» REQUIRED ACTION
Would you write out every entry exactly, but without the pictures?

RECORDS PROVIDED START

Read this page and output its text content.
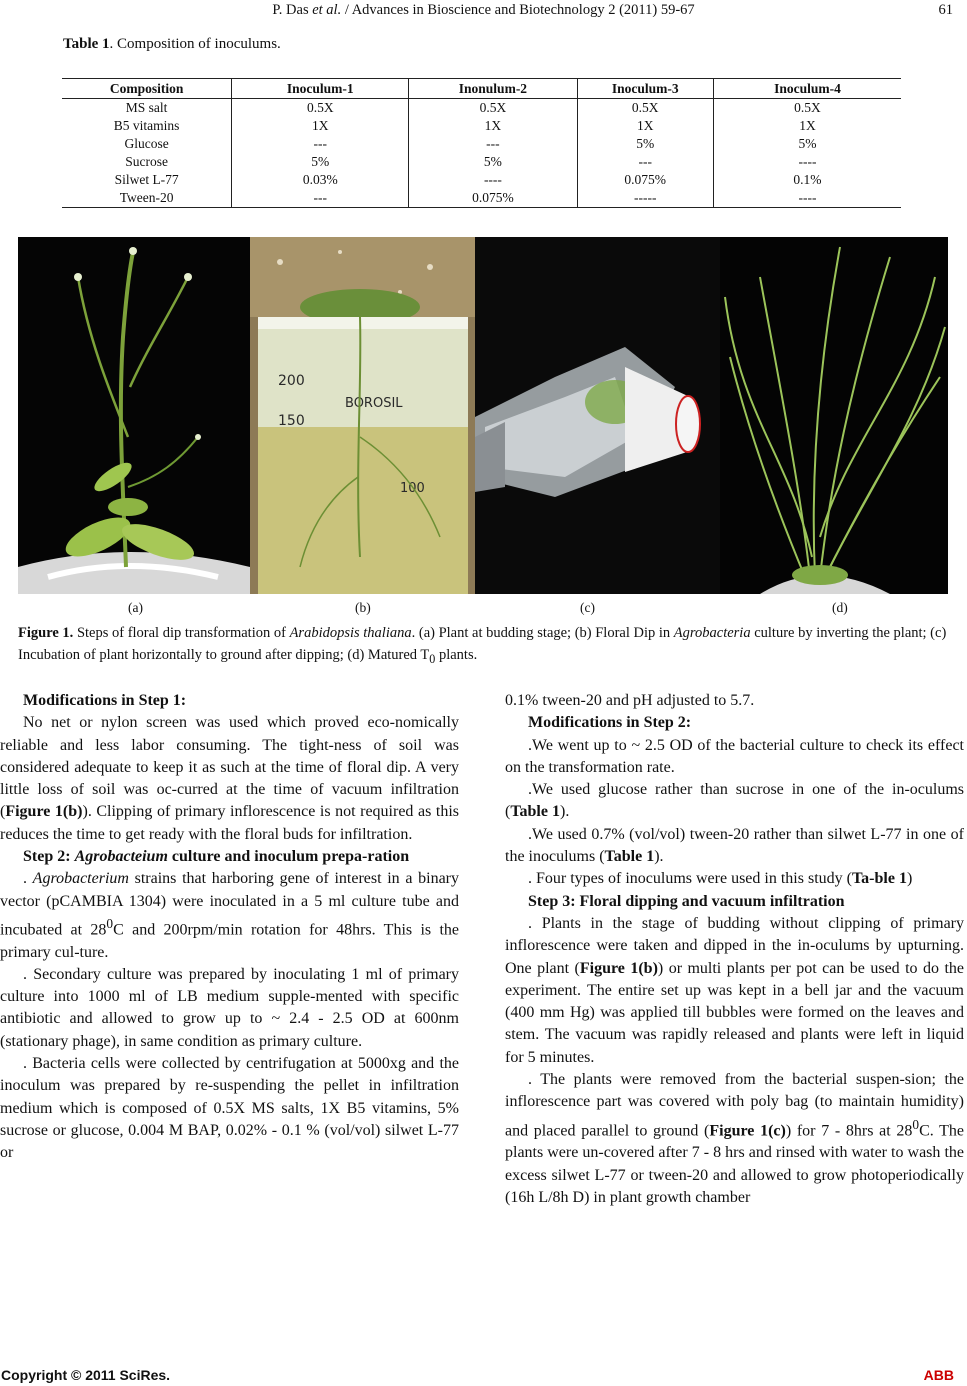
P. Das et al. / Advances in Bioscience and Biotechnology 2 (2011) 59-67	61
Table 1. Composition of inoculums.
Composition	Inoculum-1	Inonulum-2	Inoculum-3	Inoculum-4
MS salt	0.5X	0.5X	0.5X	0.5X
B5 vitamins	1X	1X	1X	1X
Glucose	---	---	5%	5%
Sucrose	5%	5%	---	----
Silwet L-77	0.03%	----	0.075%	0.1%
Tween-20	---	0.075%	-----	----
200
150
BOROSIL
100
(a)	(b)	(c)	(d)
Figure 1. Steps of floral dip transformation of Arabidopsis thaliana. (a) Plant at budding stage; (b) Floral Dip in Agrobacteria culture by inverting the plant; (c) Incubation of plant horizontally to ground after dipping; (d) Matured $T_0$ plants.

Modifications in Step 1:

No net or nylon screen was used which proved eco-nomically reliable and less labor consuming. The tight-ness of soil was considered adequate to keep it as such at the time of floral dip. A very little loss of soil was oc-curred at the time of vacuum infiltration (Figure 1(b)). Clipping of primary inflorescence is not required as this reduces the time to get ready with the floral buds for infiltration.

Step 2: Agrobacteium culture and inoculum prepa-ration

. Agrobacterium strains that harboring gene of interest in a binary vector (pCAMBIA 1304) were inoculated in a 5 ml culture tube and incubated at $28^0C$ and 200rpm/min rotation for 48hrs. This is the primary cul-ture.

. Secondary culture was prepared by inoculating 1 ml of primary culture into 1000 ml of LB medium supple-mented with specific antibiotic and allowed to grow up to ~ 2.4 - 2.5 OD at 600nm (stationary phage), in same condition as primary culture.

. Bacteria cells were collected by centrifugation at 5000xg and the inoculum was prepared by re-suspending the pellet in infiltration medium which is composed of 0.5X MS salts, 1X B5 vitamins, 5% sucrose or glucose, 0.004 M BAP, 0.02% - 0.1 % (vol/vol) silwet L-77 or

0.1% tween-20 and pH adjusted to 5.7.

Modifications in Step 2:

.We went up to ~ 2.5 OD of the bacterial culture to check its effect on the transformation rate.

.We used glucose rather than sucrose in one of the in-oculums (Table 1).

.We used 0.7% (vol/vol) tween-20 rather than silwet L-77 in one of the inoculums (Table 1).

. Four types of inoculums were used in this study (Ta-ble 1)

Step 3: Floral dipping and vacuum infiltration

. Plants in the stage of budding without clipping of primary inflorescence were taken and dipped in the in-oculums by upturning. One plant (Figure 1(b)) or multi plants per pot can be used to do the experiment. The entire set up was kept in a bell jar and the vacuum (400 mm Hg) was applied till bubbles were formed on the leaves and stem. The vacuum was rapidly released and plants were left in liquid for 5 minutes.

. The plants were removed from the bacterial suspen-sion; the inflorescence part was covered with poly bag (to maintain humidity) and placed parallel to ground (Figure 1(c)) for 7 - 8hrs at $28^0C$. The plants were un-covered after 7 - 8 hrs and rinsed with water to wash the excess silwet L-77 or tween-20 and allowed to grow photoperiodically (16h L/8h D) in plant growth chamber

Copyright © 2011 SciRes.	ABB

RECORDS PROVIDED END

» EXERCISE SOLUTION
Read this page and output its text content.
P. Das et al. / Advances in Bioscience and Biotechnology 2 (2011) 59-67	61
Table 1. Composition of inoculums.
Composition	Inoculum-1	Inonulum-2	Inoculum-3	Inoculum-4
MS salt	0.5X	0.5X	0.5X	0.5X
B5 vitamins	1X	1X	1X	1X
Glucose	---	---	5%	5%
Sucrose	5%	5%	---	----
Silwet L-77	0.03%	----	0.075%	0.1%
Tween-20	---	0.075%	-----	----
200
150
BOROSIL
100
(a)	(b)	(c)	(d)
Figure 1. Steps of floral dip transformation of Arabidopsis thaliana. (a) Plant at budding stage; (b) Floral Dip in Agrobacteria culture by inverting the plant; (c) Incubation of plant horizontally to ground after dipping; (d) Matured $T_0$ plants.

Modifications in Step 1:

No net or nylon screen was used which proved eco-nomically reliable and less labor consuming. The tight-ness of soil was considered adequate to keep it as such at the time of floral dip. A very little loss of soil was oc-curred at the time of vacuum infiltration (Figure 1(b)). Clipping of primary inflorescence is not required as this reduces the time to get ready with the floral buds for infiltration.

Step 2: Agrobacteium culture and inoculum prepa-ration

. Agrobacterium strains that harboring gene of interest in a binary vector (pCAMBIA 1304) were inoculated in a 5 ml culture tube and incubated at $28^0C$ and 200rpm/min rotation for 48hrs. This is the primary cul-ture.

. Secondary culture was prepared by inoculating 1 ml of primary culture into 1000 ml of LB medium supple-mented with specific antibiotic and allowed to grow up to ~ 2.4 - 2.5 OD at 600nm (stationary phage), in same condition as primary culture.

. Bacteria cells were collected by centrifugation at 5000xg and the inoculum was prepared by re-suspending the pellet in infiltration medium which is composed of 0.5X MS salts, 1X B5 vitamins, 5% sucrose or glucose, 0.004 M BAP, 0.02% - 0.1 % (vol/vol) silwet L-77 or

0.1% tween-20 and pH adjusted to 5.7.

Modifications in Step 2:

.We went up to ~ 2.5 OD of the bacterial culture to check its effect on the transformation rate.

.We used glucose rather than sucrose in one of the in-oculums (Table 1).

.We used 0.7% (vol/vol) tween-20 rather than silwet L-77 in one of the inoculums (Table 1).

. Four types of inoculums were used in this study (Ta-ble 1)

Step 3: Floral dipping and vacuum infiltration

. Plants in the stage of budding without clipping of primary inflorescence were taken and dipped in the in-oculums by upturning. One plant (Figure 1(b)) or multi plants per pot can be used to do the experiment. The entire set up was kept in a bell jar and the vacuum (400 mm Hg) was applied till bubbles were formed on the leaves and stem. The vacuum was rapidly released and plants were left in liquid for 5 minutes.

. The plants were removed from the bacterial suspen-sion; the inflorescence part was covered with poly bag (to maintain humidity) and placed parallel to ground (Figure 1(c)) for 7 - 8hrs at $28^0C$. The plants were un-covered after 7 - 8 hrs and rinsed with water to wash the excess silwet L-77 or tween-20 and allowed to grow photoperiodically (16h L/8h D) in plant growth chamber

Copyright © 2011 SciRes.	ABB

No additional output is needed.